* TASK DIRECTIONS
Pictures do not belong in the copy; transcribe everything else in the records exactly.

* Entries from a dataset
------

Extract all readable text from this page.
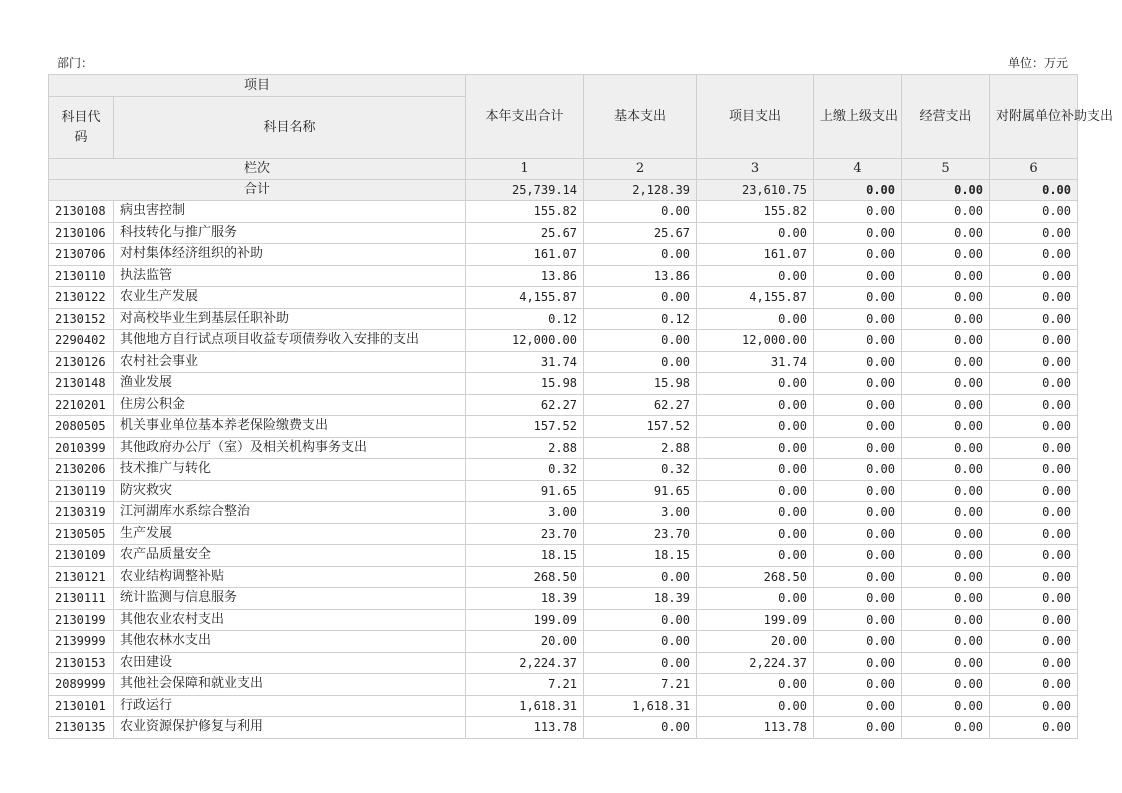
部门：	单位：万元
项目		本年支出合计	基本支出	项目支出	上缴上级支出	经营支出	对附属单位补助支出
科目代码	科目名称						
栏次		1	2	3	4	5	6
合计		25,739.14	2,128.39	23,610.75	0.00	0.00	0.00
2130108	病虫害控制	155.82	0.00	155.82	0.00	0.00	0.00
2130106	科技转化与推广服务	25.67	25.67	0.00	0.00	0.00	0.00
2130706	对村集体经济组织的补助	161.07	0.00	161.07	0.00	0.00	0.00
2130110	执法监管	13.86	13.86	0.00	0.00	0.00	0.00
2130122	农业生产发展	4,155.87	0.00	4,155.87	0.00	0.00	0.00
2130152	对高校毕业生到基层任职补助	0.12	0.12	0.00	0.00	0.00	0.00
2290402	其他地方自行试点项目收益专项债券收入安排的支出	12,000.00	0.00	12,000.00	0.00	0.00	0.00
2130126	农村社会事业	31.74	0.00	31.74	0.00	0.00	0.00
2130148	渔业发展	15.98	15.98	0.00	0.00	0.00	0.00
2210201	住房公积金	62.27	62.27	0.00	0.00	0.00	0.00
2080505	机关事业单位基本养老保险缴费支出	157.52	157.52	0.00	0.00	0.00	0.00
2010399	其他政府办公厅（室）及相关机构事务支出	2.88	2.88	0.00	0.00	0.00	0.00
2130206	技术推广与转化	0.32	0.32	0.00	0.00	0.00	0.00
2130119	防灾救灾	91.65	91.65	0.00	0.00	0.00	0.00
2130319	江河湖库水系综合整治	3.00	3.00	0.00	0.00	0.00	0.00
2130505	生产发展	23.70	23.70	0.00	0.00	0.00	0.00
2130109	农产品质量安全	18.15	18.15	0.00	0.00	0.00	0.00
2130121	农业结构调整补贴	268.50	0.00	268.50	0.00	0.00	0.00
2130111	统计监测与信息服务	18.39	18.39	0.00	0.00	0.00	0.00
2130199	其他农业农村支出	199.09	0.00	199.09	0.00	0.00	0.00
2139999	其他农林水支出	20.00	0.00	20.00	0.00	0.00	0.00
2130153	农田建设	2,224.37	0.00	2,224.37	0.00	0.00	0.00
2089999	其他社会保障和就业支出	7.21	7.21	0.00	0.00	0.00	0.00
2130101	行政运行	1,618.31	1,618.31	0.00	0.00	0.00	0.00
2130135	农业资源保护修复与利用	113.78	0.00	113.78	0.00	0.00	0.00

------

* REPLY TO THE TASK
Extract all readable text from this page.
部门：	单位：万元
项目		本年支出合计	基本支出	项目支出	上缴上级支出	经营支出	对附属单位补助支出
科目代码	科目名称						
栏次		1	2	3	4	5	6
合计		25,739.14	2,128.39	23,610.75	0.00	0.00	0.00
2130108	病虫害控制	155.82	0.00	155.82	0.00	0.00	0.00
2130106	科技转化与推广服务	25.67	25.67	0.00	0.00	0.00	0.00
2130706	对村集体经济组织的补助	161.07	0.00	161.07	0.00	0.00	0.00
2130110	执法监管	13.86	13.86	0.00	0.00	0.00	0.00
2130122	农业生产发展	4,155.87	0.00	4,155.87	0.00	0.00	0.00
2130152	对高校毕业生到基层任职补助	0.12	0.12	0.00	0.00	0.00	0.00
2290402	其他地方自行试点项目收益专项债券收入安排的支出	12,000.00	0.00	12,000.00	0.00	0.00	0.00
2130126	农村社会事业	31.74	0.00	31.74	0.00	0.00	0.00
2130148	渔业发展	15.98	15.98	0.00	0.00	0.00	0.00
2210201	住房公积金	62.27	62.27	0.00	0.00	0.00	0.00
2080505	机关事业单位基本养老保险缴费支出	157.52	157.52	0.00	0.00	0.00	0.00
2010399	其他政府办公厅（室）及相关机构事务支出	2.88	2.88	0.00	0.00	0.00	0.00
2130206	技术推广与转化	0.32	0.32	0.00	0.00	0.00	0.00
2130119	防灾救灾	91.65	91.65	0.00	0.00	0.00	0.00
2130319	江河湖库水系综合整治	3.00	3.00	0.00	0.00	0.00	0.00
2130505	生产发展	23.70	23.70	0.00	0.00	0.00	0.00
2130109	农产品质量安全	18.15	18.15	0.00	0.00	0.00	0.00
2130121	农业结构调整补贴	268.50	0.00	268.50	0.00	0.00	0.00
2130111	统计监测与信息服务	18.39	18.39	0.00	0.00	0.00	0.00
2130199	其他农业农村支出	199.09	0.00	199.09	0.00	0.00	0.00
2139999	其他农林水支出	20.00	0.00	20.00	0.00	0.00	0.00
2130153	农田建设	2,224.37	0.00	2,224.37	0.00	0.00	0.00
2089999	其他社会保障和就业支出	7.21	7.21	0.00	0.00	0.00	0.00
2130101	行政运行	1,618.31	1,618.31	0.00	0.00	0.00	0.00
2130135	农业资源保护修复与利用	113.78	0.00	113.78	0.00	0.00	0.00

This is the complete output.